Set exercise: Look through the lines below and extract each one that contains "Lista".
[BEGIN Dataset records]
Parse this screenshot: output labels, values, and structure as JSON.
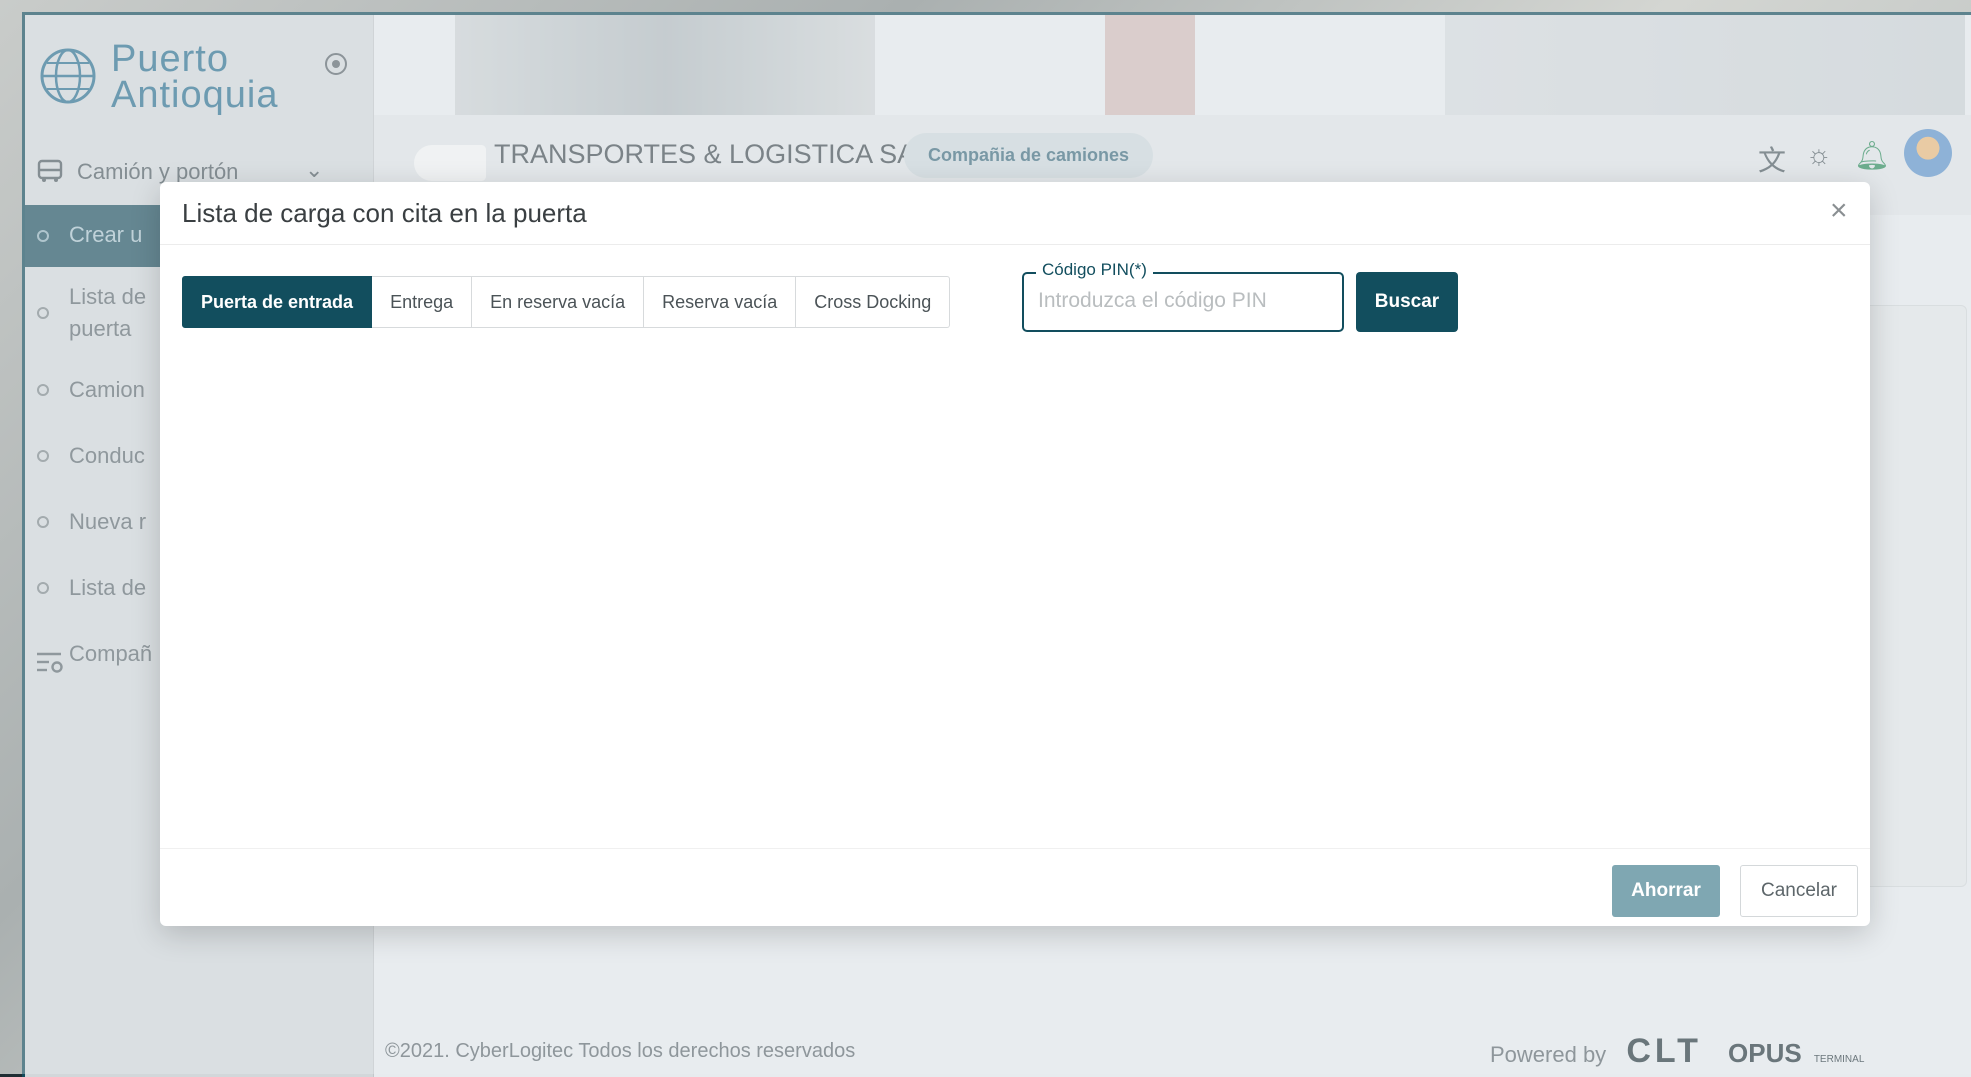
{
  "brand": {
    "name": "Puerto\nAntioquia"
  },
  "sidebar": {
    "group_label": "Camión y portón",
    "items": [
      {
        "label": "Crear u"
      },
      {
        "label": "Lista de\npuerta"
      },
      {
        "label": "Camion"
      },
      {
        "label": "Conduc"
      },
      {
        "label": "Nueva r"
      },
      {
        "label": "Lista de"
      }
    ],
    "company_label": "Compañ"
  },
  "header": {
    "company_name": "TRANSPORTES & LOGISTICA SAS",
    "company_badge": "Compañia de camiones"
  },
  "modal": {
    "title": "Lista de carga con cita en la puerta",
    "close_glyph": "×",
    "tabs": [
      {
        "label": "Puerta de entrada",
        "active": true
      },
      {
        "label": "Entrega",
        "active": false
      },
      {
        "label": "En reserva vacía",
        "active": false
      },
      {
        "label": "Reserva vacía",
        "active": false
      },
      {
        "label": "Cross Docking",
        "active": false
      }
    ],
    "pin": {
      "label": "Código PIN(*)",
      "placeholder": "Introduzca el código PIN",
      "value": ""
    },
    "search_label": "Buscar",
    "save_label": "Ahorrar",
    "cancel_label": "Cancelar"
  },
  "footer": {
    "copyright": "©2021. CyberLogitec Todos los derechos reservados",
    "powered_by": "Powered by",
    "clt": "CLT",
    "opus": "OPUS",
    "terminal": "TERMINAL"
  },
  "colors": {
    "primary": "#124e5e",
    "brand_text": "#2a6f8f",
    "save_disabled": "#7fa7b2"
  },
  "icons": [
    "globe-logo-icon",
    "radio-icon",
    "bus-icon",
    "chevron-down-icon",
    "company-settings-icon",
    "translate-icon",
    "sun-icon",
    "bell-icon",
    "avatar",
    "close-icon"
  ]
}
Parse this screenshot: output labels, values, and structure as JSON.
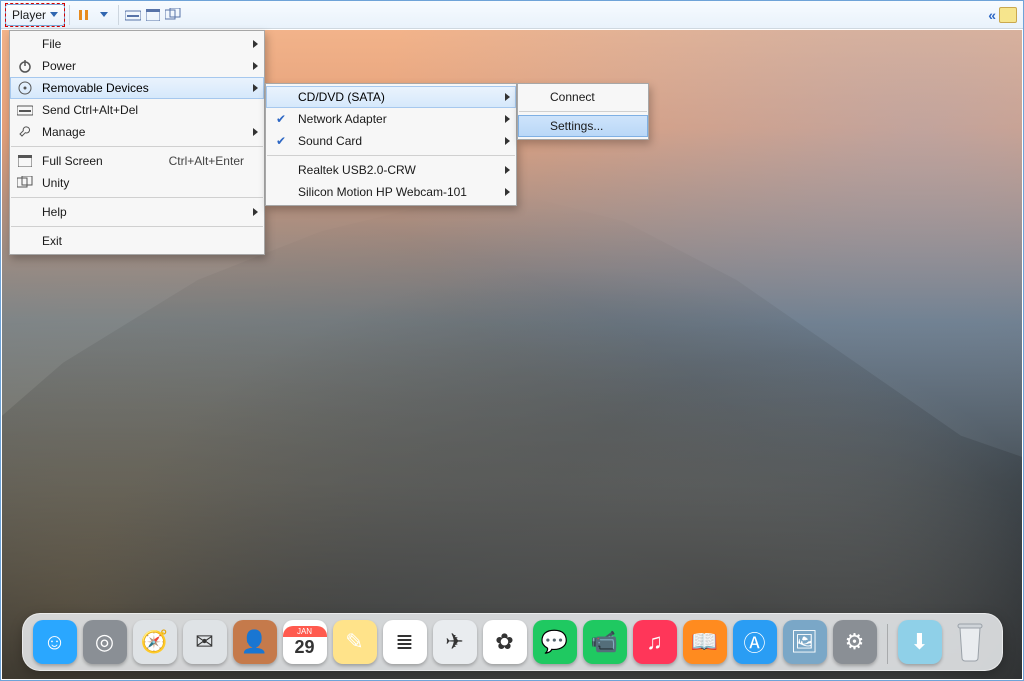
{
  "toolbar": {
    "player_label": "Player"
  },
  "menu1": {
    "file": {
      "label": "File"
    },
    "power": {
      "label": "Power"
    },
    "removable": {
      "label": "Removable Devices"
    },
    "send_cad": {
      "label": "Send Ctrl+Alt+Del"
    },
    "manage": {
      "label": "Manage"
    },
    "full_screen": {
      "label": "Full Screen",
      "accel": "Ctrl+Alt+Enter"
    },
    "unity": {
      "label": "Unity"
    },
    "help": {
      "label": "Help"
    },
    "exit": {
      "label": "Exit"
    }
  },
  "menu2": {
    "cd_dvd": {
      "label": "CD/DVD (SATA)"
    },
    "net_adapter": {
      "label": "Network Adapter"
    },
    "sound_card": {
      "label": "Sound Card"
    },
    "realtek": {
      "label": "Realtek USB2.0-CRW"
    },
    "webcam": {
      "label": "Silicon Motion HP Webcam-101"
    }
  },
  "menu3": {
    "connect": {
      "label": "Connect"
    },
    "settings": {
      "label": "Settings..."
    }
  },
  "dock": {
    "apps": [
      {
        "name": "finder",
        "bg": "#2aa7ff",
        "glyph": "☺"
      },
      {
        "name": "launchpad",
        "bg": "#8a8f95",
        "glyph": "◎"
      },
      {
        "name": "safari",
        "bg": "#dfe3e6",
        "glyph": "🧭"
      },
      {
        "name": "mail",
        "bg": "#dfe3e6",
        "glyph": "✉"
      },
      {
        "name": "contacts",
        "bg": "#c57a4b",
        "glyph": "👤"
      },
      {
        "name": "calendar",
        "bg": "#ffffff",
        "glyph": "29"
      },
      {
        "name": "notes",
        "bg": "#ffe38a",
        "glyph": "✎"
      },
      {
        "name": "reminders",
        "bg": "#ffffff",
        "glyph": "≣"
      },
      {
        "name": "maps",
        "bg": "#e9ecef",
        "glyph": "✈"
      },
      {
        "name": "photos",
        "bg": "#ffffff",
        "glyph": "✿"
      },
      {
        "name": "messages",
        "bg": "#1fc961",
        "glyph": "💬"
      },
      {
        "name": "facetime",
        "bg": "#1fc961",
        "glyph": "📹"
      },
      {
        "name": "itunes",
        "bg": "#ff3659",
        "glyph": "♫"
      },
      {
        "name": "ibooks",
        "bg": "#ff8b1f",
        "glyph": "📖"
      },
      {
        "name": "appstore",
        "bg": "#2a9df4",
        "glyph": "Ⓐ"
      },
      {
        "name": "preview",
        "bg": "#7aa7c7",
        "glyph": "🖼"
      },
      {
        "name": "sysprefs",
        "bg": "#8a8f95",
        "glyph": "⚙"
      }
    ],
    "downloads_name": "downloads",
    "trash_name": "trash"
  }
}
[END Dataset records]
Task answer:
        "label": "Lista de\npuerta"
        "label": "Lista de"
    "title": "Lista de carga con cita en la puerta",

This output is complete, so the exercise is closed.